__EXTRACTED MATERIAL__:
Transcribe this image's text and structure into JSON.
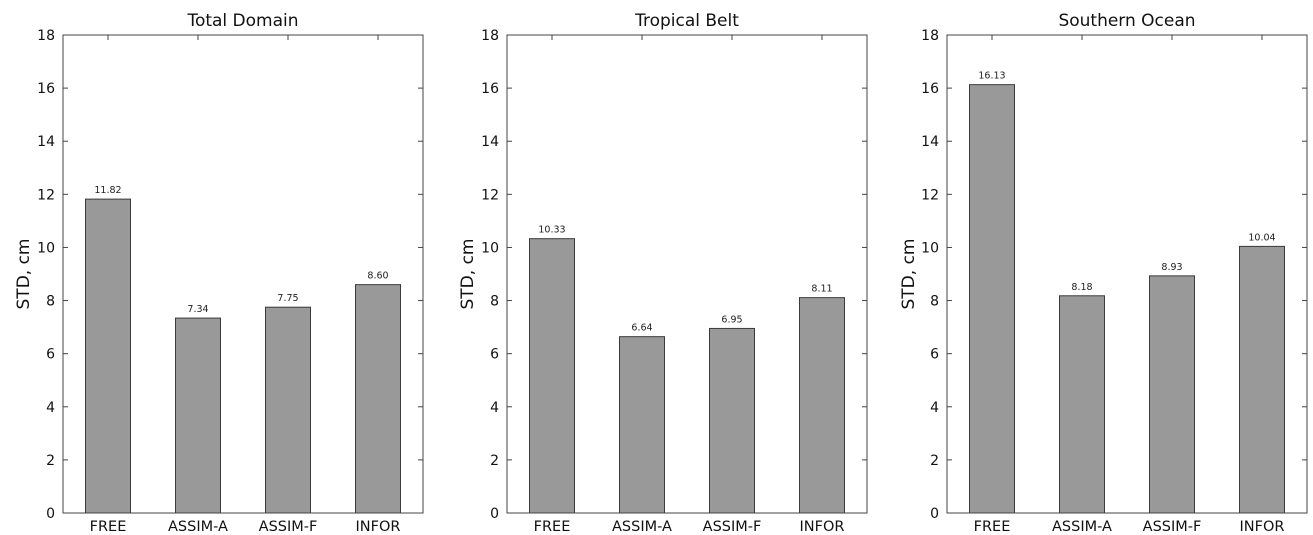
{
  "chart_data": [
    {
      "type": "bar",
      "title": "Total Domain",
      "ylabel": "STD, cm",
      "xlabel": "",
      "categories": [
        "FREE",
        "ASSIM-A",
        "ASSIM-F",
        "INFOR"
      ],
      "values": [
        11.82,
        7.34,
        7.75,
        8.6
      ],
      "value_labels": [
        "11.82",
        "7.34",
        "7.75",
        "8.60"
      ],
      "ylim": [
        0,
        18
      ],
      "yticks": [
        0,
        2,
        4,
        6,
        8,
        10,
        12,
        14,
        16,
        18
      ],
      "grid": false,
      "legend": "none",
      "bar_color": "#999999"
    },
    {
      "type": "bar",
      "title": "Tropical Belt",
      "ylabel": "STD, cm",
      "xlabel": "",
      "categories": [
        "FREE",
        "ASSIM-A",
        "ASSIM-F",
        "INFOR"
      ],
      "values": [
        10.33,
        6.64,
        6.95,
        8.11
      ],
      "value_labels": [
        "10.33",
        "6.64",
        "6.95",
        "8.11"
      ],
      "ylim": [
        0,
        18
      ],
      "yticks": [
        0,
        2,
        4,
        6,
        8,
        10,
        12,
        14,
        16,
        18
      ],
      "grid": false,
      "legend": "none",
      "bar_color": "#999999"
    },
    {
      "type": "bar",
      "title": "Southern Ocean",
      "ylabel": "STD, cm",
      "xlabel": "",
      "categories": [
        "FREE",
        "ASSIM-A",
        "ASSIM-F",
        "INFOR"
      ],
      "values": [
        16.13,
        8.18,
        8.93,
        10.04
      ],
      "value_labels": [
        "16.13",
        "8.18",
        "8.93",
        "10.04"
      ],
      "ylim": [
        0,
        18
      ],
      "yticks": [
        0,
        2,
        4,
        6,
        8,
        10,
        12,
        14,
        16,
        18
      ],
      "grid": false,
      "legend": "none",
      "bar_color": "#999999"
    }
  ]
}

__WORK REQUIRED__: Return the listing above unchanged, apart from dropping its pictures.

__EXERCISE SOLUTION__:
Transcribe this image's text and structure into JSON.
{
  "chart_data": [
    {
      "type": "bar",
      "title": "Total Domain",
      "ylabel": "STD, cm",
      "xlabel": "",
      "categories": [
        "FREE",
        "ASSIM-A",
        "ASSIM-F",
        "INFOR"
      ],
      "values": [
        11.82,
        7.34,
        7.75,
        8.6
      ],
      "value_labels": [
        "11.82",
        "7.34",
        "7.75",
        "8.60"
      ],
      "ylim": [
        0,
        18
      ],
      "yticks": [
        0,
        2,
        4,
        6,
        8,
        10,
        12,
        14,
        16,
        18
      ],
      "grid": false,
      "legend": "none",
      "bar_color": "#999999"
    },
    {
      "type": "bar",
      "title": "Tropical Belt",
      "ylabel": "STD, cm",
      "xlabel": "",
      "categories": [
        "FREE",
        "ASSIM-A",
        "ASSIM-F",
        "INFOR"
      ],
      "values": [
        10.33,
        6.64,
        6.95,
        8.11
      ],
      "value_labels": [
        "10.33",
        "6.64",
        "6.95",
        "8.11"
      ],
      "ylim": [
        0,
        18
      ],
      "yticks": [
        0,
        2,
        4,
        6,
        8,
        10,
        12,
        14,
        16,
        18
      ],
      "grid": false,
      "legend": "none",
      "bar_color": "#999999"
    },
    {
      "type": "bar",
      "title": "Southern Ocean",
      "ylabel": "STD, cm",
      "xlabel": "",
      "categories": [
        "FREE",
        "ASSIM-A",
        "ASSIM-F",
        "INFOR"
      ],
      "values": [
        16.13,
        8.18,
        8.93,
        10.04
      ],
      "value_labels": [
        "16.13",
        "8.18",
        "8.93",
        "10.04"
      ],
      "ylim": [
        0,
        18
      ],
      "yticks": [
        0,
        2,
        4,
        6,
        8,
        10,
        12,
        14,
        16,
        18
      ],
      "grid": false,
      "legend": "none",
      "bar_color": "#999999"
    }
  ]
}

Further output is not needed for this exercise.